▶ _Job a_
Please copy the entries word for word, starting at the first line of the entries and ending with the line that contains "page-title: 前 言 xyxy=(183,119,285,143)", that line included.

▶ _Source excerpt_
Dec 032000

Do we have any reason to exist? If you ask me why I went to the university, I can answer the question with reason. But, if you ask me why I was born, I cannot answer. I was not born, selecting my favorite spatio-temporal point in the world of my own accord. The fact is that one day I found myself existing.


1. Groundless does not result in absurdity

That’s why I cannot give any reason to my existence, though I can to my action. Our existence is groundless. Is it also absurd? That is to say, should we resent this groundlessness?

Generally speaking, X is absurd implies Non-X is desirable. For example, those who insist on the absurdity of racial discrimination must be satisfied with the abolishment of it.

Is the same paraphrase applicable to the absurdity of our existence? If my existence were absurd, I would have to be satisfied with my absence from the world. But if I had not been born, I could not be satisfied with it, because I did not exist. Therefore, my existence cannot be absurd.

▶ _Material provided_
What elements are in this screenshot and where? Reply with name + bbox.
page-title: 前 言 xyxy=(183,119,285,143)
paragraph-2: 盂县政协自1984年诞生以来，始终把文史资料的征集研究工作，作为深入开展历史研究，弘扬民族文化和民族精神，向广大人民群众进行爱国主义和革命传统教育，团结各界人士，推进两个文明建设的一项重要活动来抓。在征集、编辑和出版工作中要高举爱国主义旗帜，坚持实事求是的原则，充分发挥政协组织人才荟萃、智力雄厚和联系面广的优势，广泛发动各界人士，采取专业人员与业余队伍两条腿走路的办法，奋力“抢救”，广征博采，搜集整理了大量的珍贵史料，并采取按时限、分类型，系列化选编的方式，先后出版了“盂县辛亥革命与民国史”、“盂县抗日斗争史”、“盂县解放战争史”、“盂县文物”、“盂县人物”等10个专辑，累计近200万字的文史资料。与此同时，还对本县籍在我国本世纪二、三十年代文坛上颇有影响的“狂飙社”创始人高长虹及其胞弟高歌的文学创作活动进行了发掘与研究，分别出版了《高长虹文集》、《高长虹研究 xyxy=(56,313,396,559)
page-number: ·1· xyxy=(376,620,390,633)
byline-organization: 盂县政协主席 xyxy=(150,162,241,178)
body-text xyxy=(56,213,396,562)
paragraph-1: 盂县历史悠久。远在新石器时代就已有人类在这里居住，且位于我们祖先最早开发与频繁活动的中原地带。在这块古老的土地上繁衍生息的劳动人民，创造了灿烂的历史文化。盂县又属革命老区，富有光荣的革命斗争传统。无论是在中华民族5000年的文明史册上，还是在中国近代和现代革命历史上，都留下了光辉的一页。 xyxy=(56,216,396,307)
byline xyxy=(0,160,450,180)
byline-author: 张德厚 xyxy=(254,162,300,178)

▶ _Job b_
Resume the passage on whether our existence is absurd, picking up right after its final sentence.

▶ _Output a_
What elements are in this screenshot and where? Reply with name + bbox.
page-title: 前 言 xyxy=(183,119,285,143)

▶ _Output b_
2. Existence is neither absurd nor rational

The same kind of question asking which invalidates the question itself is Why are we rational? Rational beings are those who can ask reason. If we were not rational, we cannot put any kind of question, Why…?. As we are rational beings, Why do we exist? is equal to Why are we rational?.

Asking whether our existence is absurd or not is, like asking whether a number three is sweet or not, meaningless. Three apples can be sweet or sour, but the number three itself is neither sweet nor sour. Similarly, the recognition and treatment of our existence can be absurd or reasonable, but our existence itself is neither absurd nor reasonable.

3. What can be absurd?

It is not scientific for a scientist that advocated a certain natural law and later finds out counterevidence to resent the rebellious Nature. It is not Nature but the natural law that is absurd.

A person that has been physically handicapped since birth might say, Why must I suffer from such a handicap, though I did nothing wrong before birth? If I had known I would be born handicapped, I would not have chosen to be born. Existence is absurd. If the handicap was unavoidable, then what s/he should resent is not the handicap itself but the way of society that robs the handicapped persons of freedom.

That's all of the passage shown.